■ **Exercise goal**
Reproduce this listing in full.

--- Given data ---

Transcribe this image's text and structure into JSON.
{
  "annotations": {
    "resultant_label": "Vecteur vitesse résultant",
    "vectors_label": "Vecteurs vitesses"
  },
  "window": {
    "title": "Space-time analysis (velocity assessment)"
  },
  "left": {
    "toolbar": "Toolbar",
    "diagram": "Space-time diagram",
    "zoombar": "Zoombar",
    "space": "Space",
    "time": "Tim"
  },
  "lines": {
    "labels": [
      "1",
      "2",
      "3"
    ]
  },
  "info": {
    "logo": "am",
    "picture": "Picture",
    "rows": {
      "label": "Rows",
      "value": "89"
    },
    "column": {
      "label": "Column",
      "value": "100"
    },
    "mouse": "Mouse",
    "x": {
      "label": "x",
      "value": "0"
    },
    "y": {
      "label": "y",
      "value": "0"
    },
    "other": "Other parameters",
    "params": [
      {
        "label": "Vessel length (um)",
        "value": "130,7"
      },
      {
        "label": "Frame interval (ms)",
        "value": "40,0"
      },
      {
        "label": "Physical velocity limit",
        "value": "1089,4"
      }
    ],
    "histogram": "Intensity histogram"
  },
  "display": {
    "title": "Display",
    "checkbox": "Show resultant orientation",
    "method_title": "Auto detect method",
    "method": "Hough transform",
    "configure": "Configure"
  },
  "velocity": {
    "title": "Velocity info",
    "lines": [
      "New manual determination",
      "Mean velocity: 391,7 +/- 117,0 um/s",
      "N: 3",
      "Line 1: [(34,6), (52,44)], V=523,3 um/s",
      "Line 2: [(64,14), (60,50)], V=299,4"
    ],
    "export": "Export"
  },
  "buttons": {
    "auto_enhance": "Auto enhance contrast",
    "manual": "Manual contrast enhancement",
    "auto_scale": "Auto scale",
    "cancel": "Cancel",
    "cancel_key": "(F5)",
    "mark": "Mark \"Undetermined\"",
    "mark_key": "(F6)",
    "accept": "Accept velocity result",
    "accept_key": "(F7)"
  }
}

---

■ **Worked solution**
Transcribe this image's text and structure into JSON.
{
  "annotations": {
    "resultant_label": "Vecteur vitesse résultant",
    "vectors_label": "Vecteurs vitesses"
  },
  "window": {
    "title": "Space-time analysis (velocity assessment)"
  },
  "left": {
    "toolbar": "Toolbar",
    "diagram": "Space-time diagram",
    "zoombar": "Zoombar",
    "space": "Space",
    "time": "Tim"
  },
  "lines": {
    "labels": [
      "1",
      "2",
      "3"
    ]
  },
  "info": {
    "logo": "am",
    "picture": "Picture",
    "rows": {
      "label": "Rows",
      "value": "89"
    },
    "column": {
      "label": "Column",
      "value": "100"
    },
    "mouse": "Mouse",
    "x": {
      "label": "x",
      "value": "0"
    },
    "y": {
      "label": "y",
      "value": "0"
    },
    "other": "Other parameters",
    "params": [
      {
        "label": "Vessel length (um)",
        "value": "130,7"
      },
      {
        "label": "Frame interval (ms)",
        "value": "40,0"
      },
      {
        "label": "Physical velocity limit",
        "value": "1089,4"
      }
    ],
    "histogram": "Intensity histogram"
  },
  "display": {
    "title": "Display",
    "checkbox": "Show resultant orientation",
    "method_title": "Auto detect method",
    "method": "Hough transform",
    "configure": "Configure"
  },
  "velocity": {
    "title": "Velocity info",
    "lines": [
      "New manual determination",
      "Mean velocity: 391,7 +/- 117,0 um/s",
      "N: 3",
      "Line 1: [(34,6), (52,44)], V=523,3 um/s",
      "Line 2: [(64,14), (60,50)], V=299,4"
    ],
    "export": "Export"
  },
  "buttons": {
    "auto_enhance": "Auto enhance contrast",
    "manual": "Manual contrast enhancement",
    "auto_scale": "Auto scale",
    "cancel": "Cancel",
    "cancel_key": "(F5)",
    "mark": "Mark \"Undetermined\"",
    "mark_key": "(F6)",
    "accept": "Accept velocity result",
    "accept_key": "(F7)"
  }
}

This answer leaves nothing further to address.